DIRECTIONS FOR THIS TASK | In the entries that follow, find the word "Model" and report each line it is on.

EXERCISE INPUT |
** begin **

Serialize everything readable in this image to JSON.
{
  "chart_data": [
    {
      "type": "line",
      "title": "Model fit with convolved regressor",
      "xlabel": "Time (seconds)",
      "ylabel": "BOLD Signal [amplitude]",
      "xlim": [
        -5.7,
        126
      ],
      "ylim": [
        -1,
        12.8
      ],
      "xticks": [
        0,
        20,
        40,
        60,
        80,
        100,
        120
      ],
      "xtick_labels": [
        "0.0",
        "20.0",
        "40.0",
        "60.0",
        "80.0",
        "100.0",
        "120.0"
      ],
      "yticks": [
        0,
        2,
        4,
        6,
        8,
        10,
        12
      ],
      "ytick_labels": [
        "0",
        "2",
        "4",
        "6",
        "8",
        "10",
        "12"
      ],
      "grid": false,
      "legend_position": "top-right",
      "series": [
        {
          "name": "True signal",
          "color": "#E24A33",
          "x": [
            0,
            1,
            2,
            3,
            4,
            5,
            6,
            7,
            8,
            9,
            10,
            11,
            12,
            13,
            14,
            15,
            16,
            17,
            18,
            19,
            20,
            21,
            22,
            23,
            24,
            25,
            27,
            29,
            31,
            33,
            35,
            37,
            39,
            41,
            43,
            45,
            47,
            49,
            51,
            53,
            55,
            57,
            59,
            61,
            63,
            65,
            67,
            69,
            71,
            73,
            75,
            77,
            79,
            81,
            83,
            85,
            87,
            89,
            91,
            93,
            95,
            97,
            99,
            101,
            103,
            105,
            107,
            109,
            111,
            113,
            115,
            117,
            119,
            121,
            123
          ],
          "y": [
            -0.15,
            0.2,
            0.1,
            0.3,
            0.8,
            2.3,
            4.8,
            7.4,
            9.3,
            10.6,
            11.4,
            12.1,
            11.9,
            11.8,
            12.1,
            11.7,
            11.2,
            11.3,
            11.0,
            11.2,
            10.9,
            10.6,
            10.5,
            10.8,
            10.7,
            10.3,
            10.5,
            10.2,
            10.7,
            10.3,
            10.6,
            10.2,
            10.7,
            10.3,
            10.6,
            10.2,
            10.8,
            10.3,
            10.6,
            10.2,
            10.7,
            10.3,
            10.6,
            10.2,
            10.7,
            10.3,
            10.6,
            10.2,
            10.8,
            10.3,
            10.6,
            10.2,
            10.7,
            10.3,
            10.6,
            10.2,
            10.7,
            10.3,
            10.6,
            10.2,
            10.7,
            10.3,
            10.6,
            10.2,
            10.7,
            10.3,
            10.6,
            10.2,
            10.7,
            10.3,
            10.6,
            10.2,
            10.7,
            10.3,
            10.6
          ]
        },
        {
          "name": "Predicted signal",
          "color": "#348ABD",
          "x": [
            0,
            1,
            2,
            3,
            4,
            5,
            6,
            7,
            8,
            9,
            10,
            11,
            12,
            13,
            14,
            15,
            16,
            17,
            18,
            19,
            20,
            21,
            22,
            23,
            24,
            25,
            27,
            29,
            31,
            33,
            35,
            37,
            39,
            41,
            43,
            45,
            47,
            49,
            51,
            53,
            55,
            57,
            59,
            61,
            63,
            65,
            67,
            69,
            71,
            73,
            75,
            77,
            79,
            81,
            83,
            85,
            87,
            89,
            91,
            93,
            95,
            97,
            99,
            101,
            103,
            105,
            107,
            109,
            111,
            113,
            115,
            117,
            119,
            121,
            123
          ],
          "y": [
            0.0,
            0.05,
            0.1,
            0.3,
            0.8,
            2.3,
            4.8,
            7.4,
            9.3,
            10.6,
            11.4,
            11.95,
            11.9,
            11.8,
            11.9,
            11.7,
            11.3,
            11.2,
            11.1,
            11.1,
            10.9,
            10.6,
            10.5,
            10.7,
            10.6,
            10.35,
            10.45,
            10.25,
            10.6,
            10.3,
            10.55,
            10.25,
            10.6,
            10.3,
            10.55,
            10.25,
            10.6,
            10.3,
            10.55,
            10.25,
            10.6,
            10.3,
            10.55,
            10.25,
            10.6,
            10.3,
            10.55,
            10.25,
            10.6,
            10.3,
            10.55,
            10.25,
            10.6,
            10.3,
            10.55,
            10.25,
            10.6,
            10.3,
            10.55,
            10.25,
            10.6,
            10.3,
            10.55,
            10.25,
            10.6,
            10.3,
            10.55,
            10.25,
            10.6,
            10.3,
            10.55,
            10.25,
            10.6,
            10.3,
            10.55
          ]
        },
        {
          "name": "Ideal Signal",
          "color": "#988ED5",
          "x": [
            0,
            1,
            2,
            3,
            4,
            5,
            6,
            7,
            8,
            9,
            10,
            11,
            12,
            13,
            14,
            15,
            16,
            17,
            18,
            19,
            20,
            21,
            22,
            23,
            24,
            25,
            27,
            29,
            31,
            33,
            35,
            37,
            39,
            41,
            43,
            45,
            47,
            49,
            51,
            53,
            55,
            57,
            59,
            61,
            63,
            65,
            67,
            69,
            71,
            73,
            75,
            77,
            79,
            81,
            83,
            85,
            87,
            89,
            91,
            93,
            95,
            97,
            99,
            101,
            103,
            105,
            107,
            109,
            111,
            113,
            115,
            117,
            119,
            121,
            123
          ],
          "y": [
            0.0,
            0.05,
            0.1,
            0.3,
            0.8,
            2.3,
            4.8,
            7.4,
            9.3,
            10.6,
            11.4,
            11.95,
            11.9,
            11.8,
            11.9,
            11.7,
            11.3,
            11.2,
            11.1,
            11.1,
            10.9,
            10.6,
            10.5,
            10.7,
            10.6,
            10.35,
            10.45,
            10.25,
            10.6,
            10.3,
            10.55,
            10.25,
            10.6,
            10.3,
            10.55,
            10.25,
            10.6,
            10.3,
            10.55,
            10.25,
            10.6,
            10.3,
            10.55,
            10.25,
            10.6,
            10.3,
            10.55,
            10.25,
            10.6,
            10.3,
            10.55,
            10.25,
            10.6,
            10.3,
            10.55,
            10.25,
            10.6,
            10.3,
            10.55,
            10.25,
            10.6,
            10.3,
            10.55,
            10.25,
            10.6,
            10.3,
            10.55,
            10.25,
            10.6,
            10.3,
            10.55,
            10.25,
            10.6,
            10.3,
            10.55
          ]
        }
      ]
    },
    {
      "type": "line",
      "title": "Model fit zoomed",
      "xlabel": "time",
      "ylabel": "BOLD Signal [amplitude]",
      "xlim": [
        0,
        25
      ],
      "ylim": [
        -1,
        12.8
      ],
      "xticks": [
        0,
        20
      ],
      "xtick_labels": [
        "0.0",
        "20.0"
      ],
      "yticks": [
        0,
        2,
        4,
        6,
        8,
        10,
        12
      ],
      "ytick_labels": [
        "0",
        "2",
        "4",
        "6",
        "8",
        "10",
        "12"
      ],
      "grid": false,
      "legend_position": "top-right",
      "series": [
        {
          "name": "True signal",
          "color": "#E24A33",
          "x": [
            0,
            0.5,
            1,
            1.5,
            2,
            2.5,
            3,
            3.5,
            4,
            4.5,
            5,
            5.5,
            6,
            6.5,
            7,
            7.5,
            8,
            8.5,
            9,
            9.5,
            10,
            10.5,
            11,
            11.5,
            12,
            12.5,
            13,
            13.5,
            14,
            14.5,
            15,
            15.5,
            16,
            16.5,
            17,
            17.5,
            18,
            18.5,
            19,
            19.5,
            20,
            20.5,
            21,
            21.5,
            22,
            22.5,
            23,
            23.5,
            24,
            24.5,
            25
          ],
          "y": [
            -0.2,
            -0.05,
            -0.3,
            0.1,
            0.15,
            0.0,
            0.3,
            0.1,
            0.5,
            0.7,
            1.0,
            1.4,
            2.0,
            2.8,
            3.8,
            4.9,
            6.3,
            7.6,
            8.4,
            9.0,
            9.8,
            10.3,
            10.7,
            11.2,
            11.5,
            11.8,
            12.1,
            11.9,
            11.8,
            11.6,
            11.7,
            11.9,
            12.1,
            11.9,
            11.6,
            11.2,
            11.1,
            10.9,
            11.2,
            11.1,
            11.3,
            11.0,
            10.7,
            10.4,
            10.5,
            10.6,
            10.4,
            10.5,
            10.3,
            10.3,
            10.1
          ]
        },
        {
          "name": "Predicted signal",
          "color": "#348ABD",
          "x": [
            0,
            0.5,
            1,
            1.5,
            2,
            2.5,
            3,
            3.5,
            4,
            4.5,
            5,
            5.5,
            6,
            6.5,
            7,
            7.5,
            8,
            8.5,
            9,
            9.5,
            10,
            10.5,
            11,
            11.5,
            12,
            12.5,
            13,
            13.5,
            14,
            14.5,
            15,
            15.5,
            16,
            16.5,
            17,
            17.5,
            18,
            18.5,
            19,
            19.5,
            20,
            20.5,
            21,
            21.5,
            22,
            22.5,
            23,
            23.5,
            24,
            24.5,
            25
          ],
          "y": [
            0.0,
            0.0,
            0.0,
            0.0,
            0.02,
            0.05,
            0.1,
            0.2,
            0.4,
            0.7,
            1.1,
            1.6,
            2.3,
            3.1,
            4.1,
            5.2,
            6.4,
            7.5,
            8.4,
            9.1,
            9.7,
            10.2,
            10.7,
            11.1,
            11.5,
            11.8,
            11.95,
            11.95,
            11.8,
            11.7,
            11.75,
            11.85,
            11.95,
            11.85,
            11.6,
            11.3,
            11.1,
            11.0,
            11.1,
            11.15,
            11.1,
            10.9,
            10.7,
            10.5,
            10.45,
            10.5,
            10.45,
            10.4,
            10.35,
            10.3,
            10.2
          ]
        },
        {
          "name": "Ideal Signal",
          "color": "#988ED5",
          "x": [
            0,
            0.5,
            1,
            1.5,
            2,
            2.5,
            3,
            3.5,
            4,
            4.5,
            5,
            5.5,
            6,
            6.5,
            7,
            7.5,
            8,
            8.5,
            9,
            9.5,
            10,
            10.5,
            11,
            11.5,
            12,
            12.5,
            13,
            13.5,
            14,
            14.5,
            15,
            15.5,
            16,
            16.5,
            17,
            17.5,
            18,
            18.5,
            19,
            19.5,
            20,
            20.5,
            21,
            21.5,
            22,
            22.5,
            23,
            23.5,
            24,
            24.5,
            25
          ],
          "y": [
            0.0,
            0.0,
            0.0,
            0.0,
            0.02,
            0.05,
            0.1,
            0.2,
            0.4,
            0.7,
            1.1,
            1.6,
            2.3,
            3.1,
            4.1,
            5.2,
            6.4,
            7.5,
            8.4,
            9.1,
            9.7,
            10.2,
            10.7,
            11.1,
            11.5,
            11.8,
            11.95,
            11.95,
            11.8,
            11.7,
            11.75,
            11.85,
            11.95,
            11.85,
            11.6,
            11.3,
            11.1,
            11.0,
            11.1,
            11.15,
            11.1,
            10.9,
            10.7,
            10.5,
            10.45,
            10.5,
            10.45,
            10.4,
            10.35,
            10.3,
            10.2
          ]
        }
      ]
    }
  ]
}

** end **

EXERCISE ANSWER |
      "title": "Model fit with convolved regressor",
      "title": "Model fit zoomed",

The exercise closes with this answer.